What is expected:
Report the count of lines below that include "description", without any other text.

Given records:

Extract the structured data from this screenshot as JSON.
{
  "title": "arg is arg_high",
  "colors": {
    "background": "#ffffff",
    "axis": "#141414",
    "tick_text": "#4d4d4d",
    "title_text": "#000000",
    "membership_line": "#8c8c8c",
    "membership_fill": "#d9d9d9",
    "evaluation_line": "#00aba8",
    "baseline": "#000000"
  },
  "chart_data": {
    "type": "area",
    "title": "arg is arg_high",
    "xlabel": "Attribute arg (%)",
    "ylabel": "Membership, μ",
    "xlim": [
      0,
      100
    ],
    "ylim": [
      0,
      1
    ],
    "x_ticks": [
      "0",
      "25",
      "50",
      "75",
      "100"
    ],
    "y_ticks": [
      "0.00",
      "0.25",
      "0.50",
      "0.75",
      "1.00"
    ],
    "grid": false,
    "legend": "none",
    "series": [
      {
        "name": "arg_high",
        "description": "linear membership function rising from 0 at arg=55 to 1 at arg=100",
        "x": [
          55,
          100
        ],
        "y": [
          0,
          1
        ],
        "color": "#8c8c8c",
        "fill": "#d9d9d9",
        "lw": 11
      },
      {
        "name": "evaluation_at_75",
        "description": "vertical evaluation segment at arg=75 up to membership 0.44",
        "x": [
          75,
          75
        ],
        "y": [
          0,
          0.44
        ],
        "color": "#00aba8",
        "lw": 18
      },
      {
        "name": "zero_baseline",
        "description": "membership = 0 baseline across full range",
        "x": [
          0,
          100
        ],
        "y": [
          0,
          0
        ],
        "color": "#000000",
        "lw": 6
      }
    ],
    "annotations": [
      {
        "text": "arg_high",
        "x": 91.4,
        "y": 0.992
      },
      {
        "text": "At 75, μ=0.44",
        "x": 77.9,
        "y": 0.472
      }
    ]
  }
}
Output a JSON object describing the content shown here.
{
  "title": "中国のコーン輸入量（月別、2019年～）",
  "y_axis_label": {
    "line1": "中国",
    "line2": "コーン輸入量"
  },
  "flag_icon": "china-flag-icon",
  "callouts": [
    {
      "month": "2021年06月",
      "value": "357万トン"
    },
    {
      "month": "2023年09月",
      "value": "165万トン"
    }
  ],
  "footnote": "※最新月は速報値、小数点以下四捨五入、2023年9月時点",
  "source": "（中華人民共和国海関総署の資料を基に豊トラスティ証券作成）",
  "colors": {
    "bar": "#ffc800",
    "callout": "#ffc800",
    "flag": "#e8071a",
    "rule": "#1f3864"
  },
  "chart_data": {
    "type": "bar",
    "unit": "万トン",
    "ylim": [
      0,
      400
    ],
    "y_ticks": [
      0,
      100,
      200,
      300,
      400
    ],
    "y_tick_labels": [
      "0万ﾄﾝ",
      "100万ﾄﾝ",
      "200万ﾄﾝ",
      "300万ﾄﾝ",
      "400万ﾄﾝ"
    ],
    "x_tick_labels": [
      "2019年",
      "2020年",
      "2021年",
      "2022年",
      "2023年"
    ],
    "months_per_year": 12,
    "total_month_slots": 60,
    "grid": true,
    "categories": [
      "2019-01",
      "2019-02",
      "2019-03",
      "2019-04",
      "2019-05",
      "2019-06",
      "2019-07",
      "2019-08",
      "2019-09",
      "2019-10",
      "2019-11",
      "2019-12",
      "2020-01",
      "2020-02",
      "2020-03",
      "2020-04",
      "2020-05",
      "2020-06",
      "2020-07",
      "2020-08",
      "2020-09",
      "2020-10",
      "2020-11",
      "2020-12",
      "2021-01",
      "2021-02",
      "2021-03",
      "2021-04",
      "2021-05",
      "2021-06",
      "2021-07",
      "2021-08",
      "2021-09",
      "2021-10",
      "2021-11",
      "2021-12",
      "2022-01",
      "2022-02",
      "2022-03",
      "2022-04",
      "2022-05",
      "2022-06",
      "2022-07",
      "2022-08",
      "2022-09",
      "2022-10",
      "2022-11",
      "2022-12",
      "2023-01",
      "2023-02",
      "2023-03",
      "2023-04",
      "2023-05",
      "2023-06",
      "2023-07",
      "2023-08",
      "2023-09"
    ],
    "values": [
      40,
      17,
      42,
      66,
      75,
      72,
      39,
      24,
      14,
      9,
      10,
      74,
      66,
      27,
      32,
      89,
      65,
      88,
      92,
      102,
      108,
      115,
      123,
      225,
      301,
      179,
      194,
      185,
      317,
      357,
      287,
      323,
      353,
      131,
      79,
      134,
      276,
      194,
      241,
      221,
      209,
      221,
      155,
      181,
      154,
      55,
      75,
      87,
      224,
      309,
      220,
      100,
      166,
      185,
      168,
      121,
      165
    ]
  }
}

Output:
3